- _Saved entries_
========
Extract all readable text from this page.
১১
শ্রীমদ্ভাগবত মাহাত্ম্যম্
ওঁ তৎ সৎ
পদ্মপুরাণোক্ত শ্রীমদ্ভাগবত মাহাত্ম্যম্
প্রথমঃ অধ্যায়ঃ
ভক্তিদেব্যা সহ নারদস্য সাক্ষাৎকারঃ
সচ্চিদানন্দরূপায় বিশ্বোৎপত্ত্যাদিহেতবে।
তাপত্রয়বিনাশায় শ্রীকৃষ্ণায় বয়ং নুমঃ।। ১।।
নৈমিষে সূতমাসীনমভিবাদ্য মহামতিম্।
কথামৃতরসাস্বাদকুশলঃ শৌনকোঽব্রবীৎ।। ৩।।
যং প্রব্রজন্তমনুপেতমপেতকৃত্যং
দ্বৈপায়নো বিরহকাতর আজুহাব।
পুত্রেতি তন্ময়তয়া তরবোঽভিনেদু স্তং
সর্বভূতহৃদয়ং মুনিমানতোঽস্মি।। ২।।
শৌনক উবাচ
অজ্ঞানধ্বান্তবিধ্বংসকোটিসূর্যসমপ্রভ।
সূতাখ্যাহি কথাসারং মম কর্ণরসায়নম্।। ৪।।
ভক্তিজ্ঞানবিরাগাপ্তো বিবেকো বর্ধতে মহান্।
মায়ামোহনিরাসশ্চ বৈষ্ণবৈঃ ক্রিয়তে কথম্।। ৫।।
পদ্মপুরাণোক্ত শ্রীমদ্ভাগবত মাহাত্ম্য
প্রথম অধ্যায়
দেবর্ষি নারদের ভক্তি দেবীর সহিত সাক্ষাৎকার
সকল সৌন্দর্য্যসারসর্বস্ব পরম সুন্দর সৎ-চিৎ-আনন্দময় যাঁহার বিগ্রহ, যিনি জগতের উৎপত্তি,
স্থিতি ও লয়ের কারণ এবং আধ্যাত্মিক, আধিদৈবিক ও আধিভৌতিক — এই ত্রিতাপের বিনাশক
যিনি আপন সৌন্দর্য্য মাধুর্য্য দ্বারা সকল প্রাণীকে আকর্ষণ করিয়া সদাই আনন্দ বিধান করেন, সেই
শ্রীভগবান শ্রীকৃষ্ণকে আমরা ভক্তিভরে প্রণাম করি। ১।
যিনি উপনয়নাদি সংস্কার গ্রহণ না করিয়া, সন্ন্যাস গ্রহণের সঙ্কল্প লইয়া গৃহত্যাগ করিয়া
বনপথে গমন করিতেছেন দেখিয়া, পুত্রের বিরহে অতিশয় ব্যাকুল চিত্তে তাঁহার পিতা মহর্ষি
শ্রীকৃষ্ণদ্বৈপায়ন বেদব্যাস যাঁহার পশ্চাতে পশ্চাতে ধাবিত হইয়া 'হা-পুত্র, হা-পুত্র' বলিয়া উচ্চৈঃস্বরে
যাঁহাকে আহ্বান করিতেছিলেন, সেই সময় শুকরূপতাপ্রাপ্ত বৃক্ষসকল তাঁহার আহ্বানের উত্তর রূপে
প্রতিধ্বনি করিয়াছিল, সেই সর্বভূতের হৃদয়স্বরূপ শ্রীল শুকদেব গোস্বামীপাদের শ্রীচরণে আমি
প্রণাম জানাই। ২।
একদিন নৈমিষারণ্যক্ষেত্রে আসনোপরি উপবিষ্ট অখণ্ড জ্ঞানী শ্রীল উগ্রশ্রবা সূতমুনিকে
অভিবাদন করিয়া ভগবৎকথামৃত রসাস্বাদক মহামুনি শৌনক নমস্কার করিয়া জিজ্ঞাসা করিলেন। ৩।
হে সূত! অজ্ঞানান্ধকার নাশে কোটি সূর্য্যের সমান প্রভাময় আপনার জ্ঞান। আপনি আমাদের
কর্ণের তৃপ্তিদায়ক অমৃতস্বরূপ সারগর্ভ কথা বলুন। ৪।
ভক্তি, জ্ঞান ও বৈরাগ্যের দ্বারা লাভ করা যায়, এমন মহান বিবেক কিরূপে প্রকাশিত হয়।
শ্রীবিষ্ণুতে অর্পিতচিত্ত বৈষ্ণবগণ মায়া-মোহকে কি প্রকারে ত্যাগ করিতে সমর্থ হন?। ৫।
========
- _WHAT IS NEEDED_
Return every record, word for word.

- _REPLY TO THE EXERCISE_
Extract all readable text from this page.
১১
শ্রীমদ্ভাগবত মাহাত্ম্যম্
ওঁ তৎ সৎ
পদ্মপুরাণোক্ত শ্রীমদ্ভাগবত মাহাত্ম্যম্
প্রথমঃ অধ্যায়ঃ
ভক্তিদেব্যা সহ নারদস্য সাক্ষাৎকারঃ
সচ্চিদানন্দরূপায় বিশ্বোৎপত্ত্যাদিহেতবে।
তাপত্রয়বিনাশায় শ্রীকৃষ্ণায় বয়ং নুমঃ।। ১।।
নৈমিষে সূতমাসীনমভিবাদ্য মহামতিম্।
কথামৃতরসাস্বাদকুশলঃ শৌনকোঽব্রবীৎ।। ৩।।
যং প্রব্রজন্তমনুপেতমপেতকৃত্যং
দ্বৈপায়নো বিরহকাতর আজুহাব।
পুত্রেতি তন্ময়তয়া তরবোঽভিনেদু স্তং
সর্বভূতহৃদয়ং মুনিমানতোঽস্মি।। ২।।
শৌনক উবাচ
অজ্ঞানধ্বান্তবিধ্বংসকোটিসূর্যসমপ্রভ।
সূতাখ্যাহি কথাসারং মম কর্ণরসায়নম্।। ৪।।
ভক্তিজ্ঞানবিরাগাপ্তো বিবেকো বর্ধতে মহান্।
মায়ামোহনিরাসশ্চ বৈষ্ণবৈঃ ক্রিয়তে কথম্।। ৫।।
পদ্মপুরাণোক্ত শ্রীমদ্ভাগবত মাহাত্ম্য
প্রথম অধ্যায়
দেবর্ষি নারদের ভক্তি দেবীর সহিত সাক্ষাৎকার
সকল সৌন্দর্য্যসারসর্বস্ব পরম সুন্দর সৎ-চিৎ-আনন্দময় যাঁহার বিগ্রহ, যিনি জগতের উৎপত্তি,
স্থিতি ও লয়ের কারণ এবং আধ্যাত্মিক, আধিদৈবিক ও আধিভৌতিক — এই ত্রিতাপের বিনাশক
যিনি আপন সৌন্দর্য্য মাধুর্য্য দ্বারা সকল প্রাণীকে আকর্ষণ করিয়া সদাই আনন্দ বিধান করেন, সেই
শ্রীভগবান শ্রীকৃষ্ণকে আমরা ভক্তিভরে প্রণাম করি। ১।
যিনি উপনয়নাদি সংস্কার গ্রহণ না করিয়া, সন্ন্যাস গ্রহণের সঙ্কল্প লইয়া গৃহত্যাগ করিয়া
বনপথে গমন করিতেছেন দেখিয়া, পুত্রের বিরহে অতিশয় ব্যাকুল চিত্তে তাঁহার পিতা মহর্ষি
শ্রীকৃষ্ণদ্বৈপায়ন বেদব্যাস যাঁহার পশ্চাতে পশ্চাতে ধাবিত হইয়া 'হা-পুত্র, হা-পুত্র' বলিয়া উচ্চৈঃস্বরে
যাঁহাকে আহ্বান করিতেছিলেন, সেই সময় শুকরূপতাপ্রাপ্ত বৃক্ষসকল তাঁহার আহ্বানের উত্তর রূপে
প্রতিধ্বনি করিয়াছিল, সেই সর্বভূতের হৃদয়স্বরূপ শ্রীল শুকদেব গোস্বামীপাদের শ্রীচরণে আমি
প্রণাম জানাই। ২।
একদিন নৈমিষারণ্যক্ষেত্রে আসনোপরি উপবিষ্ট অখণ্ড জ্ঞানী শ্রীল উগ্রশ্রবা সূতমুনিকে
অভিবাদন করিয়া ভগবৎকথামৃত রসাস্বাদক মহামুনি শৌনক নমস্কার করিয়া জিজ্ঞাসা করিলেন। ৩।
হে সূত! অজ্ঞানান্ধকার নাশে কোটি সূর্য্যের সমান প্রভাময় আপনার জ্ঞান। আপনি আমাদের
কর্ণের তৃপ্তিদায়ক অমৃতস্বরূপ সারগর্ভ কথা বলুন। ৪।
ভক্তি, জ্ঞান ও বৈরাগ্যের দ্বারা লাভ করা যায়, এমন মহান বিবেক কিরূপে প্রকাশিত হয়।
শ্রীবিষ্ণুতে অর্পিতচিত্ত বৈষ্ণবগণ মায়া-মোহকে কি প্রকারে ত্যাগ করিতে সমর্থ হন?। ৫।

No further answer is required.